(Records excerpted from a collection)

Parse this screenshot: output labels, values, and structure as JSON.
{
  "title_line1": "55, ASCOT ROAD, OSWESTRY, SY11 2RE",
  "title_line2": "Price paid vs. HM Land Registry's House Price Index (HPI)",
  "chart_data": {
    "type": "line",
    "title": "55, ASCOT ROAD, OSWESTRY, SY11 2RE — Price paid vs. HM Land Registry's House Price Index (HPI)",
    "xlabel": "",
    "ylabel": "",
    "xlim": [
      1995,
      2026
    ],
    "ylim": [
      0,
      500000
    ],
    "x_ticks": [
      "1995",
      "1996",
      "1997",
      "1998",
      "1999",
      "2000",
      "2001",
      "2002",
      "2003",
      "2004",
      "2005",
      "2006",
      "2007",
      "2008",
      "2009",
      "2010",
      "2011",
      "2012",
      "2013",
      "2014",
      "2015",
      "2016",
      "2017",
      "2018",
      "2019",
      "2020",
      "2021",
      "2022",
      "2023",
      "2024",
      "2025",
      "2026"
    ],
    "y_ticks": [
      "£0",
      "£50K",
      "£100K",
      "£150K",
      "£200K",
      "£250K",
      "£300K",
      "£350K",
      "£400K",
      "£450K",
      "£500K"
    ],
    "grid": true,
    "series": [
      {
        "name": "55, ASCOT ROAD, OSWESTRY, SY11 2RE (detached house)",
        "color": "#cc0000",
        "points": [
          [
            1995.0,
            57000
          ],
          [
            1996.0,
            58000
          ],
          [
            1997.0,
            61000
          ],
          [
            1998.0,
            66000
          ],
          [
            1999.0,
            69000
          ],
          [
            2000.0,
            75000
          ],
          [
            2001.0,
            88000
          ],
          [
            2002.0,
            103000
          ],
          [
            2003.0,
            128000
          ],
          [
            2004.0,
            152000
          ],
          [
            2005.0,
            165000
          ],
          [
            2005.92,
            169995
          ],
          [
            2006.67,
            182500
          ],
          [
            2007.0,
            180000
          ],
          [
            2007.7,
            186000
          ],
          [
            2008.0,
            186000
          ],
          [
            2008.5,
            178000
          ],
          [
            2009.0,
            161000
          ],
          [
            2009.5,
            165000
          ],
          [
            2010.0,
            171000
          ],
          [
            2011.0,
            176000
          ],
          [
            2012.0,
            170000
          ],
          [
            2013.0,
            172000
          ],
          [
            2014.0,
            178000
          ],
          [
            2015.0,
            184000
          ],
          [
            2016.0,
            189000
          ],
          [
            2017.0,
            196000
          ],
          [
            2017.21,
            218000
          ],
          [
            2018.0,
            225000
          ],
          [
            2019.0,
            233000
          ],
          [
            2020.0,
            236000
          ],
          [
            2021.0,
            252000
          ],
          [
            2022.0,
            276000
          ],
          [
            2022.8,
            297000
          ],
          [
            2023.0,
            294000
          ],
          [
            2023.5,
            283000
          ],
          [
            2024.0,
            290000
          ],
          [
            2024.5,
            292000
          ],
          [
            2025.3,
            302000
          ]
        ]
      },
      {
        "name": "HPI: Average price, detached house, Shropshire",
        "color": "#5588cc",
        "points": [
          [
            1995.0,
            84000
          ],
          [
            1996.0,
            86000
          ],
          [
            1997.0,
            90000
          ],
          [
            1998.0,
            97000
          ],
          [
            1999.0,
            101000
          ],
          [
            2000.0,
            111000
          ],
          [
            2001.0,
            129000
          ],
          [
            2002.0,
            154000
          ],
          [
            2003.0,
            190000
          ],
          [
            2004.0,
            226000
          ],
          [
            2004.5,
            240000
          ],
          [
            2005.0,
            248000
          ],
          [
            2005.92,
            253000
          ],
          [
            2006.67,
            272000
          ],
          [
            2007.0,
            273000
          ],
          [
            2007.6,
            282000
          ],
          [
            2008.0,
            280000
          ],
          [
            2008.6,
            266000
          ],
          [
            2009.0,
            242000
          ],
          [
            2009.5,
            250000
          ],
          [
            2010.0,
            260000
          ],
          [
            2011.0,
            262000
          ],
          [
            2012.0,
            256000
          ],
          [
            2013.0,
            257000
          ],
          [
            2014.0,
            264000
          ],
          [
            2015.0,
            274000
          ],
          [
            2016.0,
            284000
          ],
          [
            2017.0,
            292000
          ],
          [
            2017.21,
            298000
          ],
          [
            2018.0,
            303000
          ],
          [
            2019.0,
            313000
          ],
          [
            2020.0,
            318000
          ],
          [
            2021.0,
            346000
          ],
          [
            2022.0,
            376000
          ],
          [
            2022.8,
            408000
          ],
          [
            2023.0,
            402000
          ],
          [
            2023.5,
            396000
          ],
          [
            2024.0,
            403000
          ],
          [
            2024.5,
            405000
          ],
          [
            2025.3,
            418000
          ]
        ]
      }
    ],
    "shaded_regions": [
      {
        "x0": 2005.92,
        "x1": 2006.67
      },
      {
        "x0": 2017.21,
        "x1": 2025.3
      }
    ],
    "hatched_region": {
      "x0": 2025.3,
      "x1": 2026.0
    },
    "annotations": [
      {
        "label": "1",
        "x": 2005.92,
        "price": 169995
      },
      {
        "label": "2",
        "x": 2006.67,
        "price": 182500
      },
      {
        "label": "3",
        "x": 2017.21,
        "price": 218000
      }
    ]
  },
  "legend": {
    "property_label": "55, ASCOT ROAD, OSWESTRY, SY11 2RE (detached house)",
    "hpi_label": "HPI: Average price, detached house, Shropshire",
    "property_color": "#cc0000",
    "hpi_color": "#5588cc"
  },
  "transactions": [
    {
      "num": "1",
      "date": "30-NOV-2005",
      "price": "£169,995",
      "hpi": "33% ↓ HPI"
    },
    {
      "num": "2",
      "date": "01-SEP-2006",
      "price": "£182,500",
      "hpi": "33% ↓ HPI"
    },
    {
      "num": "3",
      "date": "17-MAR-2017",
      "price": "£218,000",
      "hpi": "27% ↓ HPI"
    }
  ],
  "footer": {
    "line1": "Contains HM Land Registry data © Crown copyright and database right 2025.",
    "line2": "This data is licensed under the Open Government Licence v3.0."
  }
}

» **Directions**
Which lines include the word "Shropshire"? List them all.

» **The output**
        "name": "HPI: Average price, detached house, Shropshire",
    "hpi_label": "HPI: Average price, detached house, Shropshire",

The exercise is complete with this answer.